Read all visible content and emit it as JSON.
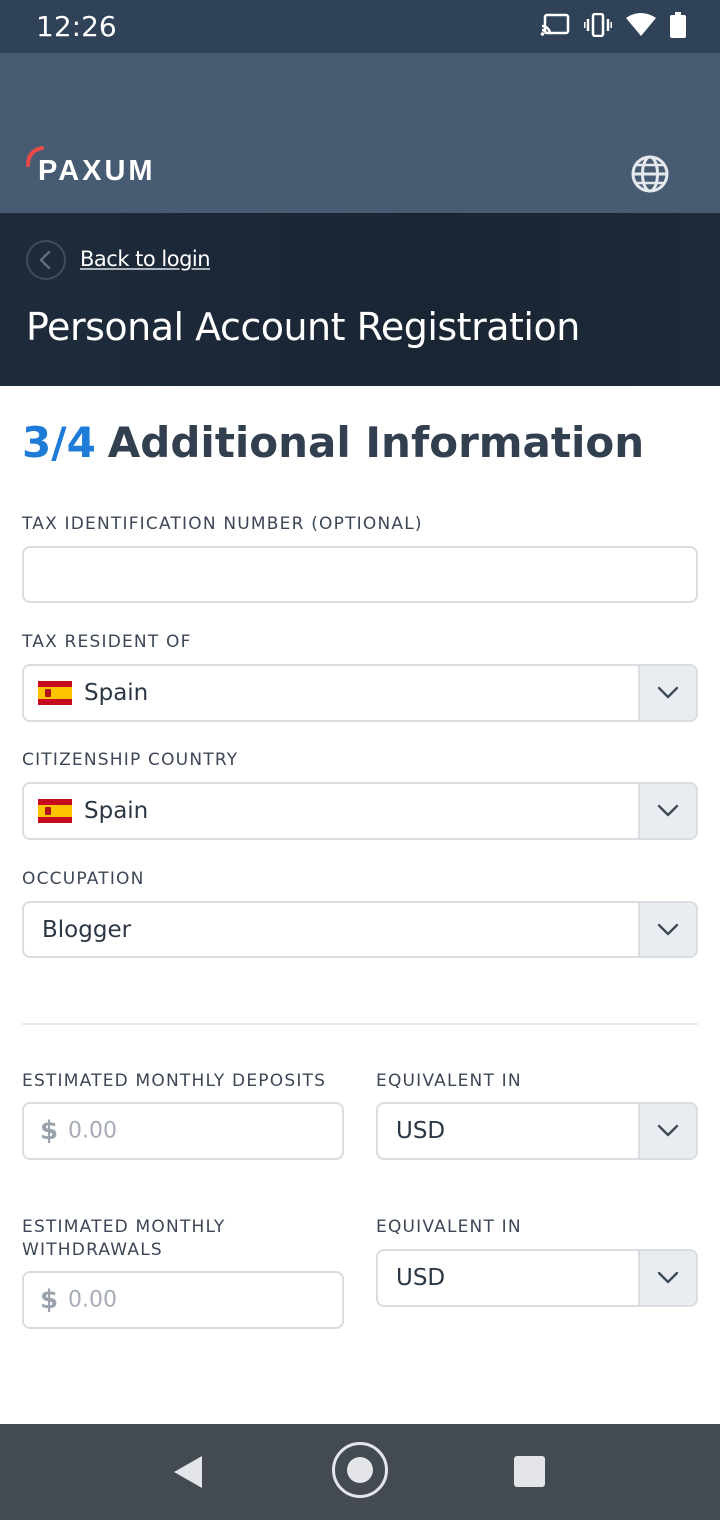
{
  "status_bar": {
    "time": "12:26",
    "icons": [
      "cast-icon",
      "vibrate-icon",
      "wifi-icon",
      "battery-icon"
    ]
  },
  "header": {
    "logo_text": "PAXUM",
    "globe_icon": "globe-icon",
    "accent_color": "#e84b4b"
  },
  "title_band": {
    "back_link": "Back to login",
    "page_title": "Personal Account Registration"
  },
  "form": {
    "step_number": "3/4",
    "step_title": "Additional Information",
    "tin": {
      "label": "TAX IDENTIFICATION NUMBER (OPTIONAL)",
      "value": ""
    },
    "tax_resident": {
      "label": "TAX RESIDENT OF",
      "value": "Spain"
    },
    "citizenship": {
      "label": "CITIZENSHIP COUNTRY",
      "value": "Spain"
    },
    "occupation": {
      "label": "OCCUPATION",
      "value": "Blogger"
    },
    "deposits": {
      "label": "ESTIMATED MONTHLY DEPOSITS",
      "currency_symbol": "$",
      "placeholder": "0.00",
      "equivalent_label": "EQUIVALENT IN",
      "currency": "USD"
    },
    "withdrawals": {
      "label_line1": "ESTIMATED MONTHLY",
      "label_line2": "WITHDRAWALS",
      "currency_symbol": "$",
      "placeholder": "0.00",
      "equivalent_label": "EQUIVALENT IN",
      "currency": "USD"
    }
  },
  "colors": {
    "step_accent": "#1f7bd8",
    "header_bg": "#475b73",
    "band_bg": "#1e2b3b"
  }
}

What you need to do:
Print the entries above exactly, taking out only the pictures.

Task result:
Read all visible content and emit it as JSON.
{
  "status_bar": {
    "time": "12:26",
    "icons": [
      "cast-icon",
      "vibrate-icon",
      "wifi-icon",
      "battery-icon"
    ]
  },
  "header": {
    "logo_text": "PAXUM",
    "globe_icon": "globe-icon",
    "accent_color": "#e84b4b"
  },
  "title_band": {
    "back_link": "Back to login",
    "page_title": "Personal Account Registration"
  },
  "form": {
    "step_number": "3/4",
    "step_title": "Additional Information",
    "tin": {
      "label": "TAX IDENTIFICATION NUMBER (OPTIONAL)",
      "value": ""
    },
    "tax_resident": {
      "label": "TAX RESIDENT OF",
      "value": "Spain"
    },
    "citizenship": {
      "label": "CITIZENSHIP COUNTRY",
      "value": "Spain"
    },
    "occupation": {
      "label": "OCCUPATION",
      "value": "Blogger"
    },
    "deposits": {
      "label": "ESTIMATED MONTHLY DEPOSITS",
      "currency_symbol": "$",
      "placeholder": "0.00",
      "equivalent_label": "EQUIVALENT IN",
      "currency": "USD"
    },
    "withdrawals": {
      "label_line1": "ESTIMATED MONTHLY",
      "label_line2": "WITHDRAWALS",
      "currency_symbol": "$",
      "placeholder": "0.00",
      "equivalent_label": "EQUIVALENT IN",
      "currency": "USD"
    }
  },
  "colors": {
    "step_accent": "#1f7bd8",
    "header_bg": "#475b73",
    "band_bg": "#1e2b3b"
  }
}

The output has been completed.